Records from a dataset
- - -
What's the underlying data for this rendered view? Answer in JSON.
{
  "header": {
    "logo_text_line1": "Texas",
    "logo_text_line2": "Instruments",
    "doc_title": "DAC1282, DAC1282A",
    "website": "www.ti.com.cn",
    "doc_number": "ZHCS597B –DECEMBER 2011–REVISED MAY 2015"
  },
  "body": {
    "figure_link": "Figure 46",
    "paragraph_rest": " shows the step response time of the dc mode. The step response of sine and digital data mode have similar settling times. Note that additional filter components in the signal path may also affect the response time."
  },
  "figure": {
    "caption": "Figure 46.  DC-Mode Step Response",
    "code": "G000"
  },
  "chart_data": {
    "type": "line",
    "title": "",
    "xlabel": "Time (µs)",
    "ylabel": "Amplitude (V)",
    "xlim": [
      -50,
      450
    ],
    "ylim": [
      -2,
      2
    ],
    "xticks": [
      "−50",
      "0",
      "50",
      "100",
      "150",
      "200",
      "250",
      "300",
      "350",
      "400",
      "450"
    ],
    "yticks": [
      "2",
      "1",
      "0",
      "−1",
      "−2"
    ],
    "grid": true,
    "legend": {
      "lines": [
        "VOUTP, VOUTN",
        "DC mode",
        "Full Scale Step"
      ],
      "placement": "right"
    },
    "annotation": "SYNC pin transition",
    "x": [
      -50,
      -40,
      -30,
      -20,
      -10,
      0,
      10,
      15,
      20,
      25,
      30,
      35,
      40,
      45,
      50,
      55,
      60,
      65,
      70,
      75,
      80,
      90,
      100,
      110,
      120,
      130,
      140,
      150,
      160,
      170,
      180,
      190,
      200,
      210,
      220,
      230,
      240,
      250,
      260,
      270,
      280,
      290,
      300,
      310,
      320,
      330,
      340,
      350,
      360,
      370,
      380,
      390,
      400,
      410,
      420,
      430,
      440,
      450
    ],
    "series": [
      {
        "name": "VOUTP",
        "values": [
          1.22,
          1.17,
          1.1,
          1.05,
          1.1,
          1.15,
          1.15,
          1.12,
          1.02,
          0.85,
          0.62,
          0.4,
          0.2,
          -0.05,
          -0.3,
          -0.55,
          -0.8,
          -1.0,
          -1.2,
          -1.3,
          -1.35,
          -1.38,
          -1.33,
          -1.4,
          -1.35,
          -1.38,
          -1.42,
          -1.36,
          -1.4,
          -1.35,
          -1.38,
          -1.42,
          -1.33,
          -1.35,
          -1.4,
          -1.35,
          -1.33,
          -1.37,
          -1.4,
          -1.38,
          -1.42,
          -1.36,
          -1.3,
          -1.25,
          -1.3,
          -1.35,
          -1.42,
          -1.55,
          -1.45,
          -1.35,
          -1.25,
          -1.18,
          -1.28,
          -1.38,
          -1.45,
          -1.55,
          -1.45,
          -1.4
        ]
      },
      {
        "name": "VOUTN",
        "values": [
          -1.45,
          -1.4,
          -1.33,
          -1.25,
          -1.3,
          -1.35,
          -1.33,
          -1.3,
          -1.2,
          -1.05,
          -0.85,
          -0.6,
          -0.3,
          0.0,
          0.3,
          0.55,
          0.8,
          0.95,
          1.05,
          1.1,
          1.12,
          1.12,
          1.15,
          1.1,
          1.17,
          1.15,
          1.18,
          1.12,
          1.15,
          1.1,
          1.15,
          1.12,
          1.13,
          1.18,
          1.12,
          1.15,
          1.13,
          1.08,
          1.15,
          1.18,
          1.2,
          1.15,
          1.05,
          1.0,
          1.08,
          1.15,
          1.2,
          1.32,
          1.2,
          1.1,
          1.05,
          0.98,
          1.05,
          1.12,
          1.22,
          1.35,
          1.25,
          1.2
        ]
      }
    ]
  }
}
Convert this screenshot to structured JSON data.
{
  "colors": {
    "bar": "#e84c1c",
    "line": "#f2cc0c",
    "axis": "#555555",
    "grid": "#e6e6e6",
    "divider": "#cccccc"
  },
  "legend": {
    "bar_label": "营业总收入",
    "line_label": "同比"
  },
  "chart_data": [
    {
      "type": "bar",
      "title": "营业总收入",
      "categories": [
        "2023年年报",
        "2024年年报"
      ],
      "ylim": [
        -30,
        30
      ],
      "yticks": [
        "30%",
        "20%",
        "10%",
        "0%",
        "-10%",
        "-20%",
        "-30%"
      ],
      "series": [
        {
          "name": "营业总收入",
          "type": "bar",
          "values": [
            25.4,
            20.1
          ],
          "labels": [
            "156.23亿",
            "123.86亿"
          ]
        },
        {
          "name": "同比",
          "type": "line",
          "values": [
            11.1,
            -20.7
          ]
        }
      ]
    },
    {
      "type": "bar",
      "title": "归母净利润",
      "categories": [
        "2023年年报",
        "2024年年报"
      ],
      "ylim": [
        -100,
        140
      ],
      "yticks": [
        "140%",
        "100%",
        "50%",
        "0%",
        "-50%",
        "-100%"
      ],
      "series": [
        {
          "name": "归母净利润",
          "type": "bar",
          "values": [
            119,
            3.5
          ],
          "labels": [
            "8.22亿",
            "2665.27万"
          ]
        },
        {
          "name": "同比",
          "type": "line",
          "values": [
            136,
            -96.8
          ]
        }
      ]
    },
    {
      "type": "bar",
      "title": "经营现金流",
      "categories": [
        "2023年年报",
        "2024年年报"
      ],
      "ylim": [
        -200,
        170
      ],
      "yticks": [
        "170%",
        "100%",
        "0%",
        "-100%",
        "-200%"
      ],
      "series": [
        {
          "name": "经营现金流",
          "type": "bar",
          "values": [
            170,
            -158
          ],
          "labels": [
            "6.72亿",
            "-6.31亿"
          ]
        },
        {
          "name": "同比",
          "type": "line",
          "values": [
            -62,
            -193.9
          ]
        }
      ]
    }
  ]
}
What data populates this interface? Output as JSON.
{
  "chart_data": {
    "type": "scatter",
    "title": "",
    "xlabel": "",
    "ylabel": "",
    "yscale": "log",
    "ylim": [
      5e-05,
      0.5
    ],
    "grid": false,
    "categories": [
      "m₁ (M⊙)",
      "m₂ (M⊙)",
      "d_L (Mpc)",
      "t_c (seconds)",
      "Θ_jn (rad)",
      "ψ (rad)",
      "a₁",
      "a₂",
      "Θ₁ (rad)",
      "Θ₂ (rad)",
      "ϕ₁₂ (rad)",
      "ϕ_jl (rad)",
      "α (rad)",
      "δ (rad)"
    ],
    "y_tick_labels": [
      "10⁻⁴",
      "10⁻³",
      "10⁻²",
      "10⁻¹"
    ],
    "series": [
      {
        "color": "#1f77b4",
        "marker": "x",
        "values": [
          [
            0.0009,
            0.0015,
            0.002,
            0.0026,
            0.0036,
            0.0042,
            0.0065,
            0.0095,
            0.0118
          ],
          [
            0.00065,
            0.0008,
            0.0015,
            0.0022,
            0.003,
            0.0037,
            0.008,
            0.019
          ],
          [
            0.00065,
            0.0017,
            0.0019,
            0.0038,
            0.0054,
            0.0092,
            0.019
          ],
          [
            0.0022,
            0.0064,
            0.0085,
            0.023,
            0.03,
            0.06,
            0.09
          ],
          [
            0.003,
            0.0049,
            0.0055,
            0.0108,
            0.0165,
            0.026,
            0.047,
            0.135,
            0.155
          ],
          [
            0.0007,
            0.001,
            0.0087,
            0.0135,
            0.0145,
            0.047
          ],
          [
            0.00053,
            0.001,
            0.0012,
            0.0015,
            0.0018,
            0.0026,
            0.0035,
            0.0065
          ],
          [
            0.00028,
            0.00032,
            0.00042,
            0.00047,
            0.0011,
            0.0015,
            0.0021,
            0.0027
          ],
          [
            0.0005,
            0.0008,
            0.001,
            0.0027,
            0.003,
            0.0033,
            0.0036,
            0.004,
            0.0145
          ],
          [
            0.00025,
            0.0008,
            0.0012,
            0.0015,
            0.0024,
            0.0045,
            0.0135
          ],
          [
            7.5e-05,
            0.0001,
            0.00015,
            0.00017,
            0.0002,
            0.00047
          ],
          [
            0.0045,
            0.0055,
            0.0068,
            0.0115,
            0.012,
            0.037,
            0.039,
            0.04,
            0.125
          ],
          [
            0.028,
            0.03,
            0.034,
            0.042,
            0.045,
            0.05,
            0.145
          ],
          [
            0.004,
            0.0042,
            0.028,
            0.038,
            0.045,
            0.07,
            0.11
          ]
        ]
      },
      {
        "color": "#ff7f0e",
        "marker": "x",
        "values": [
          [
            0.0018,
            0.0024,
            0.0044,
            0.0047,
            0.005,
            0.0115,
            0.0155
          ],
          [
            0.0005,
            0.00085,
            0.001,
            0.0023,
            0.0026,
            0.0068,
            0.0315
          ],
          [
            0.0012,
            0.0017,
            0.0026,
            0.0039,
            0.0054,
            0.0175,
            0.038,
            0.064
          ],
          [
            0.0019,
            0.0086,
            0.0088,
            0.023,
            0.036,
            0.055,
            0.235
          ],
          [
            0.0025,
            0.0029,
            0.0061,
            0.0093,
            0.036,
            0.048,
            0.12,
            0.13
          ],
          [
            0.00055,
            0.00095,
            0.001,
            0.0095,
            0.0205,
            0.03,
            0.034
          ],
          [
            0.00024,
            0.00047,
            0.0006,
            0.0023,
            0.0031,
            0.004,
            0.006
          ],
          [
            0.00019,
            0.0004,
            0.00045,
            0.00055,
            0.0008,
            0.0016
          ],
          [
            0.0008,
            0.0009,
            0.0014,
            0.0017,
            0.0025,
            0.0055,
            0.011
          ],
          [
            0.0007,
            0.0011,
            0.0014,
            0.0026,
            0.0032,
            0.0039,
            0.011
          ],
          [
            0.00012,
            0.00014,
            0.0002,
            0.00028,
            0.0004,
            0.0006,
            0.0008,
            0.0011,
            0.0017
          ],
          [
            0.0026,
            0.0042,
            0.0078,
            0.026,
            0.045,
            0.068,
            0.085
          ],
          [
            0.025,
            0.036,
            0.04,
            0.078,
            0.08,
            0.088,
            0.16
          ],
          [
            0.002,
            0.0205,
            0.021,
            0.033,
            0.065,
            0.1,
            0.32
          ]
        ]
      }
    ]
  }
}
- - -
# [PROBLEM DETAILS]
Go over the data above and copy every line that has the word "this" in it.

# [OUTPUT OF THE TASK]
What's the underlying data for this rendered view? Answer in JSON.
Convert this screenshot to structured JSON data.
What data populates this interface? Output as JSON.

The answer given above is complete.